§ **TASK**:
Work out the number of lines in the records that include the word "Model"; reply with that number alone.

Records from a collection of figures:
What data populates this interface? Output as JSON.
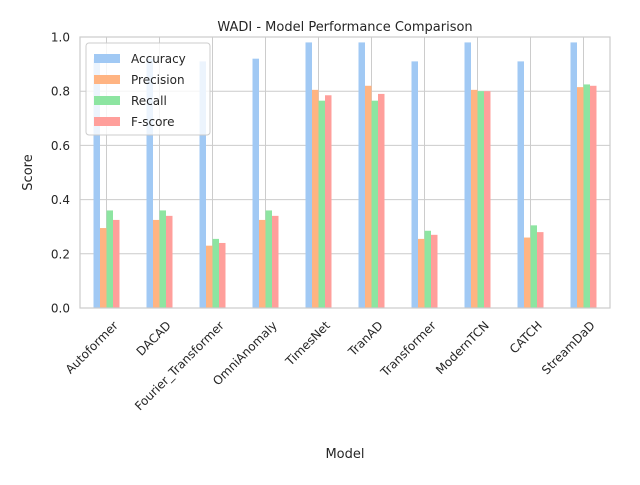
{
  "chart_data": {
    "type": "bar",
    "title": "WADI - Model Performance Comparison",
    "xlabel": "Model",
    "ylabel": "Score",
    "ylim": [
      0,
      1.0
    ],
    "yticks": [
      "0.0",
      "0.2",
      "0.4",
      "0.6",
      "0.8",
      "1.0"
    ],
    "grid": true,
    "legend_position": "upper-left",
    "categories": [
      "Autoformer",
      "DACAD",
      "Fourier_Transformer",
      "OmniAnomaly",
      "TimesNet",
      "TranAD",
      "Transformer",
      "ModernTCN",
      "CATCH",
      "StreamDaD"
    ],
    "series": [
      {
        "name": "Accuracy",
        "color": "#a1c9f4",
        "values": [
          0.92,
          0.92,
          0.91,
          0.92,
          0.98,
          0.98,
          0.91,
          0.98,
          0.91,
          0.98
        ]
      },
      {
        "name": "Precision",
        "color": "#ffb482",
        "values": [
          0.295,
          0.325,
          0.23,
          0.325,
          0.805,
          0.82,
          0.255,
          0.805,
          0.26,
          0.815
        ]
      },
      {
        "name": "Recall",
        "color": "#8de5a1",
        "values": [
          0.36,
          0.36,
          0.255,
          0.36,
          0.765,
          0.765,
          0.285,
          0.8,
          0.305,
          0.825
        ]
      },
      {
        "name": "F-score",
        "color": "#ff9f9b",
        "values": [
          0.325,
          0.34,
          0.24,
          0.34,
          0.785,
          0.79,
          0.27,
          0.8,
          0.28,
          0.82
        ]
      }
    ]
  }
}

§ **COMPLETED EXERCISE**:
2